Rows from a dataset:
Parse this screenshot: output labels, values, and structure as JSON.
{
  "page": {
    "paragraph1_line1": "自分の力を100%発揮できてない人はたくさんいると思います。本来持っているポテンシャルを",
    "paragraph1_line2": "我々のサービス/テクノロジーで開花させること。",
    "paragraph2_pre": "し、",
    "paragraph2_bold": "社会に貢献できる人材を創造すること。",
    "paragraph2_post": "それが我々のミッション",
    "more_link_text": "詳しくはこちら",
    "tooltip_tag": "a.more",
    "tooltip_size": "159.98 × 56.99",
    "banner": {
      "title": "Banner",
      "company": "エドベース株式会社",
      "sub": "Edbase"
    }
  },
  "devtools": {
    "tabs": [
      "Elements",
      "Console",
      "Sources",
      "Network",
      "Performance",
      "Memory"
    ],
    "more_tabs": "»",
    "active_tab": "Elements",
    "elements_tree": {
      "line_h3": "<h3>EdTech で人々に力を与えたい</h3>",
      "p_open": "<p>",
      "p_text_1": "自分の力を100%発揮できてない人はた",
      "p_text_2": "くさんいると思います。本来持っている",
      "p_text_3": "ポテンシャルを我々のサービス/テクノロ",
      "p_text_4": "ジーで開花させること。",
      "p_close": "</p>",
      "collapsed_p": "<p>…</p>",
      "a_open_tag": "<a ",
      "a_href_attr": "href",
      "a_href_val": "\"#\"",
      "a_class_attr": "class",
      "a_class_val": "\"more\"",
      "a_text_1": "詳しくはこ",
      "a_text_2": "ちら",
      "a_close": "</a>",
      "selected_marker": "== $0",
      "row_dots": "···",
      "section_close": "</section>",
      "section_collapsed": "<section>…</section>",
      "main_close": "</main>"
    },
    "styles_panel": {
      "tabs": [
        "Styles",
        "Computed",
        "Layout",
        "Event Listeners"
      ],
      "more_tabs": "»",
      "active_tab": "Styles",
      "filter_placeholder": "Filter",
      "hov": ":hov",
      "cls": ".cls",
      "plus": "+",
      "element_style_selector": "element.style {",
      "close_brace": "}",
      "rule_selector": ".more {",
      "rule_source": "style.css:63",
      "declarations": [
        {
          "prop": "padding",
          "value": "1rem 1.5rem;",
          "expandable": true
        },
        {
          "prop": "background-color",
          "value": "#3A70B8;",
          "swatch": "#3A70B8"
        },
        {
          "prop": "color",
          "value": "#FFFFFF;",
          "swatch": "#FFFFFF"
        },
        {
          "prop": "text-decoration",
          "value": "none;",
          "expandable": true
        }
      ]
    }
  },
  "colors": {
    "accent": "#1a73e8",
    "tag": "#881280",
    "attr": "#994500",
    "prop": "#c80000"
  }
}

> Short task
Output all preceding records character for character.

> Answer to the task
Parse this screenshot: output labels, values, and structure as JSON.
{
  "page": {
    "paragraph1_line1": "自分の力を100%発揮できてない人はたくさんいると思います。本来持っているポテンシャルを",
    "paragraph1_line2": "我々のサービス/テクノロジーで開花させること。",
    "paragraph2_pre": "し、",
    "paragraph2_bold": "社会に貢献できる人材を創造すること。",
    "paragraph2_post": "それが我々のミッション",
    "more_link_text": "詳しくはこちら",
    "tooltip_tag": "a.more",
    "tooltip_size": "159.98 × 56.99",
    "banner": {
      "title": "Banner",
      "company": "エドベース株式会社",
      "sub": "Edbase"
    }
  },
  "devtools": {
    "tabs": [
      "Elements",
      "Console",
      "Sources",
      "Network",
      "Performance",
      "Memory"
    ],
    "more_tabs": "»",
    "active_tab": "Elements",
    "elements_tree": {
      "line_h3": "<h3>EdTech で人々に力を与えたい</h3>",
      "p_open": "<p>",
      "p_text_1": "自分の力を100%発揮できてない人はた",
      "p_text_2": "くさんいると思います。本来持っている",
      "p_text_3": "ポテンシャルを我々のサービス/テクノロ",
      "p_text_4": "ジーで開花させること。",
      "p_close": "</p>",
      "collapsed_p": "<p>…</p>",
      "a_open_tag": "<a ",
      "a_href_attr": "href",
      "a_href_val": "\"#\"",
      "a_class_attr": "class",
      "a_class_val": "\"more\"",
      "a_text_1": "詳しくはこ",
      "a_text_2": "ちら",
      "a_close": "</a>",
      "selected_marker": "== $0",
      "row_dots": "···",
      "section_close": "</section>",
      "section_collapsed": "<section>…</section>",
      "main_close": "</main>"
    },
    "styles_panel": {
      "tabs": [
        "Styles",
        "Computed",
        "Layout",
        "Event Listeners"
      ],
      "more_tabs": "»",
      "active_tab": "Styles",
      "filter_placeholder": "Filter",
      "hov": ":hov",
      "cls": ".cls",
      "plus": "+",
      "element_style_selector": "element.style {",
      "close_brace": "}",
      "rule_selector": ".more {",
      "rule_source": "style.css:63",
      "declarations": [
        {
          "prop": "padding",
          "value": "1rem 1.5rem;",
          "expandable": true
        },
        {
          "prop": "background-color",
          "value": "#3A70B8;",
          "swatch": "#3A70B8"
        },
        {
          "prop": "color",
          "value": "#FFFFFF;",
          "swatch": "#FFFFFF"
        },
        {
          "prop": "text-decoration",
          "value": "none;",
          "expandable": true
        }
      ]
    }
  },
  "colors": {
    "accent": "#1a73e8",
    "tag": "#881280",
    "attr": "#994500",
    "prop": "#c80000"
  }
}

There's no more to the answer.